Make an exact copy of the entries, and keep any pictures out of it.

(Stored records)
-*-*-
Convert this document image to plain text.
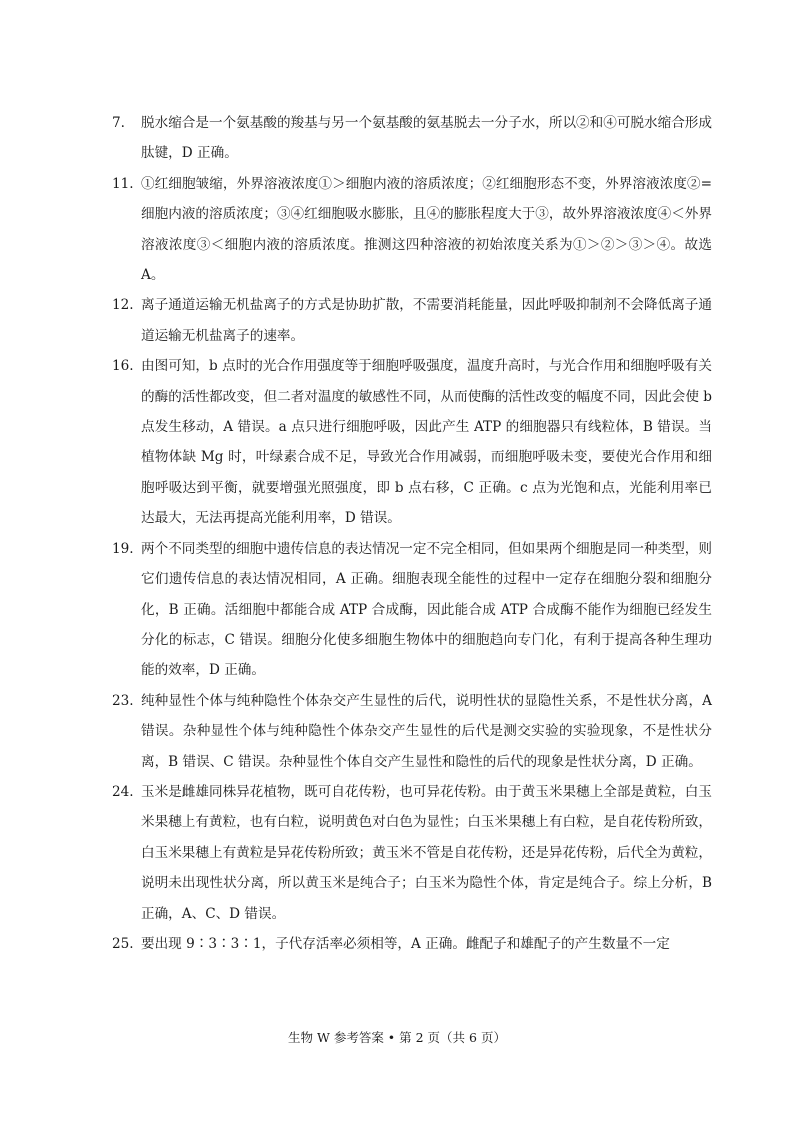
7.	脱水缩合是一个氨基酸的羧基与另一个氨基酸的氨基脱去一分子水，所以②和④可脱水缩合形成肽键，D 正确。

11. ①红细胞皱缩，外界溶液浓度①＞细胞内液的溶质浓度；②红细胞形态不变，外界溶液浓度②=细胞内液的溶质浓度；③④红细胞吸水膨胀，且④的膨胀程度大于③，故外界溶液浓度④＜外界溶液浓度③＜细胞内液的溶质浓度。推测这四种溶液的初始浓度关系为①＞②＞③＞④。故选 A。

12. 离子通道运输无机盐离子的方式是协助扩散，不需要消耗能量，因此呼吸抑制剂不会降低离子通道运输无机盐离子的速率。

16. 由图可知，b 点时的光合作用强度等于细胞呼吸强度，温度升高时，与光合作用和细胞呼吸有关的酶的活性都改变，但二者对温度的敏感性不同，从而使酶的活性改变的幅度不同，因此会使 b 点发生移动，A 错误。a 点只进行细胞呼吸，因此产生 ATP 的细胞器只有线粒体，B 错误。当植物体缺 Mg 时，叶绿素合成不足，导致光合作用减弱，而细胞呼吸未变，要使光合作用和细胞呼吸达到平衡，就要增强光照强度，即 b 点右移，C 正确。c 点为光饱和点，光能利用率已达最大，无法再提高光能利用率，D 错误。

19. 两个不同类型的细胞中遗传信息的表达情况一定不完全相同，但如果两个细胞是同一种类型，则它们遗传信息的表达情况相同，A 正确。细胞表现全能性的过程中一定存在细胞分裂和细胞分化，B 正确。活细胞中都能合成 ATP 合成酶，因此能合成 ATP 合成酶不能作为细胞已经发生分化的标志，C 错误。细胞分化使多细胞生物体中的细胞趋向专门化，有利于提高各种生理功能的效率，D 正确。

23. 纯种显性个体与纯种隐性个体杂交产生显性的后代，说明性状的显隐性关系，不是性状分离，A 错误。杂种显性个体与纯种隐性个体杂交产生显性的后代是测交实验的实验现象，不是性状分离，B 错误、C 错误。杂种显性个体自交产生显性和隐性的后代的现象是性状分离，D 正确。

24. 玉米是雌雄同株异花植物，既可自花传粉，也可异花传粉。由于黄玉米果穗上全部是黄粒，白玉米果穗上有黄粒，也有白粒，说明黄色对白色为显性；白玉米果穗上有白粒，是自花传粉所致，白玉米果穗上有黄粒是异花传粉所致；黄玉米不管是自花传粉，还是异花传粉，后代全为黄粒，说明未出现性状分离，所以黄玉米是纯合子；白玉米为隐性个体，肯定是纯合子。综上分析，B 正确，A、C、D 错误。

25. 要出现 9∶3∶3∶1，子代存活率必须相等，A 正确。雌配子和雄配子的产生数量不一定

生物 W 参考答案 • 第 2 页（共 6 页）
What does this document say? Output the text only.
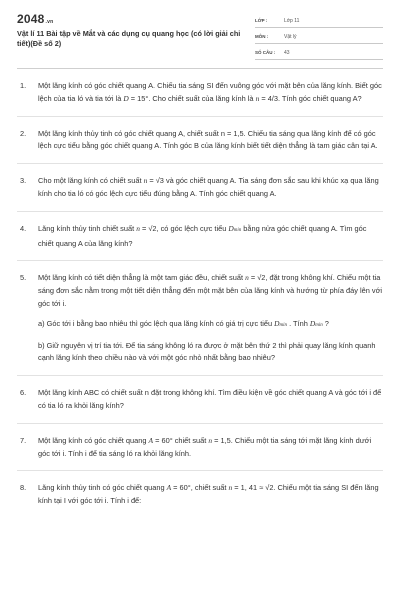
2048.vn
Vật lí 11 Bài tập về Mắt và các dụng cụ quang học (có lời giải chi tiết)(Đề số 2)
LỚP :	Lớp 11
MÔN :	Vật lý
SỐ CÂU : 43
1. Một lăng kính có góc chiết quang A. Chiếu tia sáng SI đến vuông góc với mặt bên của lăng kính. Biết góc lệch của tia ló và tia tới là D = 15°. Cho chiết suất của lăng kính là n = 4/3. Tính góc chiết quang A?

2. Một lăng kính thủy tinh có góc chiết quang A, chiết suất n = 1,5. Chiếu tia sáng qua lăng kính để có góc lệch cực tiểu bằng góc chiết quang A. Tính góc B của lăng kính biết tiết diện thẳng là tam giác cân tại A.

3. Cho một lăng kính có chiết suất n = √3 và góc chiết quang A. Tia sáng đơn sắc sau khi khúc xạ qua lăng kính cho tia ló có góc lệch cực tiểu đúng bằng A. Tính góc chiết quang A.

4. Lăng kính thủy tinh chiết suất n = √2, có góc lệch cực tiểu Dmin bằng nửa góc chiết quang A. Tìm góc chiết quang A của lăng kính?

5. Một lăng kính có tiết diện thẳng là một tam giác đều, chiết suất n = √2, đặt trong không khí. Chiếu một tia sáng đơn sắc nằm trong một tiết diện thẳng đến một mặt bên của lăng kính và hướng từ phía đáy lên với góc tới i.

a) Góc tới i bằng bao nhiêu thì góc lệch qua lăng kính có giá trị cực tiểu Dmin . Tính Dmin ?

b) Giữ nguyên vị trí tia tới. Để tia sáng không ló ra được ở mặt bên thứ 2 thì phải quay lăng kính quanh cạnh lăng kính theo chiều nào và với một góc nhỏ nhất bằng bao nhiêu?

6. Một lăng kính ABC có chiết suất n đặt trong không khí. Tìm điều kiện về góc chiết quang A và góc tới i để có tia ló ra khỏi lăng kính?

7. Một lăng kính có góc chiết quang A = 60° chiết suất n = 1,5. Chiếu một tia sáng tới mặt lăng kính dưới góc tới i. Tính i để tia sáng ló ra khỏi lăng kính.

8. Lăng kính thủy tinh có góc chiết quang A = 60°, chiết suất n = 1, 41 ≈ √2. Chiếu một tia sáng SI đến lăng kính tại I với góc tới i. Tính i để:
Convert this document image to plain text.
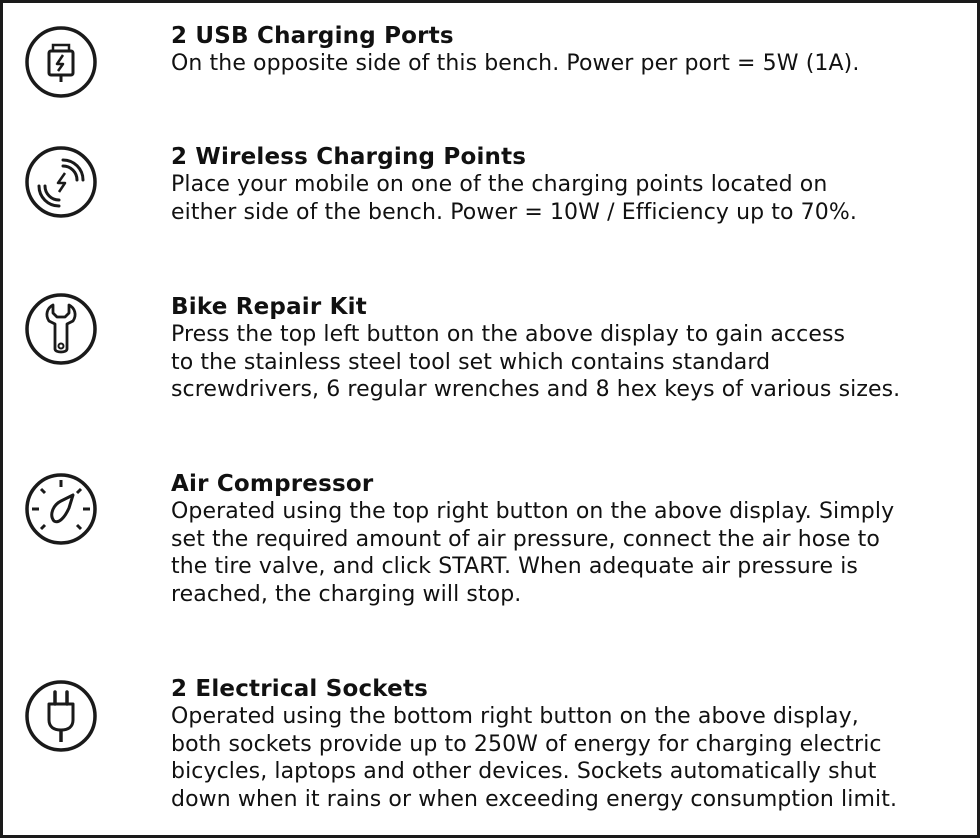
2 USB Charging Ports
On the opposite side of this bench. Power per port = 5W (1A).
2 Wireless Charging Points
Place your mobile on one of the charging points located on
either side of the bench. Power = 10W / Efficiency up to 70%.
Bike Repair Kit
Press the top left button on the above display to gain access
to the stainless steel tool set which contains standard
screwdrivers, 6 regular wrenches and 8 hex keys of various sizes.
Air Compressor
Operated using the top right button on the above display. Simply
set the required amount of air pressure, connect the air hose to
the tire valve, and click START. When adequate air pressure is
reached, the charging will stop.
2 Electrical Sockets
Operated using the bottom right button on the above display,
both sockets provide up to 250W of energy for charging electric
bicycles, laptops and other devices. Sockets automatically shut
down when it rains or when exceeding energy consumption limit.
-*-*-
(Solution to this task):
Convert this document image to plain text.
7.	脱水缩合是一个氨基酸的羧基与另一个氨基酸的氨基脱去一分子水，所以②和④可脱水缩合形成肽键，D 正确。

11. ①红细胞皱缩，外界溶液浓度①＞细胞内液的溶质浓度；②红细胞形态不变，外界溶液浓度②=细胞内液的溶质浓度；③④红细胞吸水膨胀，且④的膨胀程度大于③，故外界溶液浓度④＜外界溶液浓度③＜细胞内液的溶质浓度。推测这四种溶液的初始浓度关系为①＞②＞③＞④。故选 A。

12. 离子通道运输无机盐离子的方式是协助扩散，不需要消耗能量，因此呼吸抑制剂不会降低离子通道运输无机盐离子的速率。

16. 由图可知，b 点时的光合作用强度等于细胞呼吸强度，温度升高时，与光合作用和细胞呼吸有关的酶的活性都改变，但二者对温度的敏感性不同，从而使酶的活性改变的幅度不同，因此会使 b 点发生移动，A 错误。a 点只进行细胞呼吸，因此产生 ATP 的细胞器只有线粒体，B 错误。当植物体缺 Mg 时，叶绿素合成不足，导致光合作用减弱，而细胞呼吸未变，要使光合作用和细胞呼吸达到平衡，就要增强光照强度，即 b 点右移，C 正确。c 点为光饱和点，光能利用率已达最大，无法再提高光能利用率，D 错误。

19. 两个不同类型的细胞中遗传信息的表达情况一定不完全相同，但如果两个细胞是同一种类型，则它们遗传信息的表达情况相同，A 正确。细胞表现全能性的过程中一定存在细胞分裂和细胞分化，B 正确。活细胞中都能合成 ATP 合成酶，因此能合成 ATP 合成酶不能作为细胞已经发生分化的标志，C 错误。细胞分化使多细胞生物体中的细胞趋向专门化，有利于提高各种生理功能的效率，D 正确。

23. 纯种显性个体与纯种隐性个体杂交产生显性的后代，说明性状的显隐性关系，不是性状分离，A 错误。杂种显性个体与纯种隐性个体杂交产生显性的后代是测交实验的实验现象，不是性状分离，B 错误、C 错误。杂种显性个体自交产生显性和隐性的后代的现象是性状分离，D 正确。

24. 玉米是雌雄同株异花植物，既可自花传粉，也可异花传粉。由于黄玉米果穗上全部是黄粒，白玉米果穗上有黄粒，也有白粒，说明黄色对白色为显性；白玉米果穗上有白粒，是自花传粉所致，白玉米果穗上有黄粒是异花传粉所致；黄玉米不管是自花传粉，还是异花传粉，后代全为黄粒，说明未出现性状分离，所以黄玉米是纯合子；白玉米为隐性个体，肯定是纯合子。综上分析，B 正确，A、C、D 错误。

25. 要出现 9∶3∶3∶1，子代存活率必须相等，A 正确。雌配子和雄配子的产生数量不一定

生物 W 参考答案 • 第 2 页（共 6 页）
What does this document say? Output the text only.
2048.vn
Vật lí 11 Bài tập về Mắt và các dụng cụ quang học (có lời giải chi tiết)(Đề số 2)
LỚP :	Lớp 11
MÔN :	Vật lý
SỐ CÂU : 43
1. Một lăng kính có góc chiết quang A. Chiếu tia sáng SI đến vuông góc với mặt bên của lăng kính. Biết góc lệch của tia ló và tia tới là D = 15°. Cho chiết suất của lăng kính là n = 4/3. Tính góc chiết quang A?

2. Một lăng kính thủy tinh có góc chiết quang A, chiết suất n = 1,5. Chiếu tia sáng qua lăng kính để có góc lệch cực tiểu bằng góc chiết quang A. Tính góc B của lăng kính biết tiết diện thẳng là tam giác cân tại A.

3. Cho một lăng kính có chiết suất n = √3 và góc chiết quang A. Tia sáng đơn sắc sau khi khúc xạ qua lăng kính cho tia ló có góc lệch cực tiểu đúng bằng A. Tính góc chiết quang A.

4. Lăng kính thủy tinh chiết suất n = √2, có góc lệch cực tiểu Dmin bằng nửa góc chiết quang A. Tìm góc chiết quang A của lăng kính?

5. Một lăng kính có tiết diện thẳng là một tam giác đều, chiết suất n = √2, đặt trong không khí. Chiếu một tia sáng đơn sắc nằm trong một tiết diện thẳng đến một mặt bên của lăng kính và hướng từ phía đáy lên với góc tới i.

a) Góc tới i bằng bao nhiêu thì góc lệch qua lăng kính có giá trị cực tiểu Dmin . Tính Dmin ?

b) Giữ nguyên vị trí tia tới. Để tia sáng không ló ra được ở mặt bên thứ 2 thì phải quay lăng kính quanh cạnh lăng kính theo chiều nào và với một góc nhỏ nhất bằng bao nhiêu?

6. Một lăng kính ABC có chiết suất n đặt trong không khí. Tìm điều kiện về góc chiết quang A và góc tới i để có tia ló ra khỏi lăng kính?

7. Một lăng kính có góc chiết quang A = 60° chiết suất n = 1,5. Chiếu một tia sáng tới mặt lăng kính dưới góc tới i. Tính i để tia sáng ló ra khỏi lăng kính.

8. Lăng kính thủy tinh có góc chiết quang A = 60°, chiết suất n = 1, 41 ≈ √2. Chiếu một tia sáng SI đến lăng kính tại I với góc tới i. Tính i để:
Convert this document image to plain text.
2 USB Charging Ports
On the opposite side of this bench. Power per port = 5W (1A).
2 Wireless Charging Points
Place your mobile on one of the charging points located on
either side of the bench. Power = 10W / Efficiency up to 70%.
Bike Repair Kit
Press the top left button on the above display to gain access
to the stainless steel tool set which contains standard
screwdrivers, 6 regular wrenches and 8 hex keys of various sizes.
Air Compressor
Operated using the top right button on the above display. Simply
set the required amount of air pressure, connect the air hose to
the tire valve, and click START. When adequate air pressure is
reached, the charging will stop.
2 Electrical Sockets
Operated using the bottom right button on the above display,
both sockets provide up to 250W of energy for charging electric
bicycles, laptops and other devices. Sockets automatically shut
down when it rains or when exceeding energy consumption limit.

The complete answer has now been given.